### Aim of the exercise
Would you quote the material below in full and unchanged?

Stored data
+ + + + + + +

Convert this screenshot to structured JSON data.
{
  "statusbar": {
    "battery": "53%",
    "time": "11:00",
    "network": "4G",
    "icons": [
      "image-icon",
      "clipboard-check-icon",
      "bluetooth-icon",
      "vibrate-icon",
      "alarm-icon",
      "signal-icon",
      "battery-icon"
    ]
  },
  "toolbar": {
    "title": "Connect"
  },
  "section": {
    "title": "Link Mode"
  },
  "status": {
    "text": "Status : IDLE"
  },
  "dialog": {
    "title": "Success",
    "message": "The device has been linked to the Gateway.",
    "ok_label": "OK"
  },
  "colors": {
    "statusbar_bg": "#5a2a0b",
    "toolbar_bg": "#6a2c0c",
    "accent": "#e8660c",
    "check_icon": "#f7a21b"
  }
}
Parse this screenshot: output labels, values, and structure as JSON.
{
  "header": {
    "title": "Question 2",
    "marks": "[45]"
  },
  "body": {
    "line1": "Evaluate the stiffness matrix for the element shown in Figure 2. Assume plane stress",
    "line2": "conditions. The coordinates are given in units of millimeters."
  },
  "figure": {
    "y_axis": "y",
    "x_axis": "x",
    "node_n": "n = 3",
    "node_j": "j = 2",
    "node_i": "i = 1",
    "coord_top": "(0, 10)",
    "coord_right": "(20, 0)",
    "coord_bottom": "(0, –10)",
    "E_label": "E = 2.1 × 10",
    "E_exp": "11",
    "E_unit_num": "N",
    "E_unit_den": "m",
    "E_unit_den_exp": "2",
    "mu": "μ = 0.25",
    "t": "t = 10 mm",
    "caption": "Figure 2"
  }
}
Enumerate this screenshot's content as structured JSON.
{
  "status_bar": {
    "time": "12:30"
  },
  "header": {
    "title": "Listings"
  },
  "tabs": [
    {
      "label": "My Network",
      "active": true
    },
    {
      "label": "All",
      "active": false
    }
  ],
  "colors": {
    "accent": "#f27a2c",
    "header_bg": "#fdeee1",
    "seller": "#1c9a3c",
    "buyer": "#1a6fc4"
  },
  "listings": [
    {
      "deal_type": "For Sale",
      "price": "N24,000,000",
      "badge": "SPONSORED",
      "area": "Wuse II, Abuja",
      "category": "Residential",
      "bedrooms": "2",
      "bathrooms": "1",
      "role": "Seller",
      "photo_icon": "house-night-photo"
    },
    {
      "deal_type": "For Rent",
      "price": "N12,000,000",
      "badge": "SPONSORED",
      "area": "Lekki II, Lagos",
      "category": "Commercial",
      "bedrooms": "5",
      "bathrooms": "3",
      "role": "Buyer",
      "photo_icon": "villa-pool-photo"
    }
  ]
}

+ + + + + + +

### Exercise response
Convert this screenshot to structured JSON data.
{
  "statusbar": {
    "battery": "53%",
    "time": "11:00",
    "network": "4G",
    "icons": [
      "image-icon",
      "clipboard-check-icon",
      "bluetooth-icon",
      "vibrate-icon",
      "alarm-icon",
      "signal-icon",
      "battery-icon"
    ]
  },
  "toolbar": {
    "title": "Connect"
  },
  "section": {
    "title": "Link Mode"
  },
  "status": {
    "text": "Status : IDLE"
  },
  "dialog": {
    "title": "Success",
    "message": "The device has been linked to the Gateway.",
    "ok_label": "OK"
  },
  "colors": {
    "statusbar_bg": "#5a2a0b",
    "toolbar_bg": "#6a2c0c",
    "accent": "#e8660c",
    "check_icon": "#f7a21b"
  }
}
Parse this screenshot: output labels, values, and structure as JSON.
{
  "header": {
    "title": "Question 2",
    "marks": "[45]"
  },
  "body": {
    "line1": "Evaluate the stiffness matrix for the element shown in Figure 2. Assume plane stress",
    "line2": "conditions. The coordinates are given in units of millimeters."
  },
  "figure": {
    "y_axis": "y",
    "x_axis": "x",
    "node_n": "n = 3",
    "node_j": "j = 2",
    "node_i": "i = 1",
    "coord_top": "(0, 10)",
    "coord_right": "(20, 0)",
    "coord_bottom": "(0, –10)",
    "E_label": "E = 2.1 × 10",
    "E_exp": "11",
    "E_unit_num": "N",
    "E_unit_den": "m",
    "E_unit_den_exp": "2",
    "mu": "μ = 0.25",
    "t": "t = 10 mm",
    "caption": "Figure 2"
  }
}
Enumerate this screenshot's content as structured JSON.
{
  "status_bar": {
    "time": "12:30"
  },
  "header": {
    "title": "Listings"
  },
  "tabs": [
    {
      "label": "My Network",
      "active": true
    },
    {
      "label": "All",
      "active": false
    }
  ],
  "colors": {
    "accent": "#f27a2c",
    "header_bg": "#fdeee1",
    "seller": "#1c9a3c",
    "buyer": "#1a6fc4"
  },
  "listings": [
    {
      "deal_type": "For Sale",
      "price": "N24,000,000",
      "badge": "SPONSORED",
      "area": "Wuse II, Abuja",
      "category": "Residential",
      "bedrooms": "2",
      "bathrooms": "1",
      "role": "Seller",
      "photo_icon": "house-night-photo"
    },
    {
      "deal_type": "For Rent",
      "price": "N12,000,000",
      "badge": "SPONSORED",
      "area": "Lekki II, Lagos",
      "category": "Commercial",
      "bedrooms": "5",
      "bathrooms": "3",
      "role": "Buyer",
      "photo_icon": "villa-pool-photo"
    }
  ]
}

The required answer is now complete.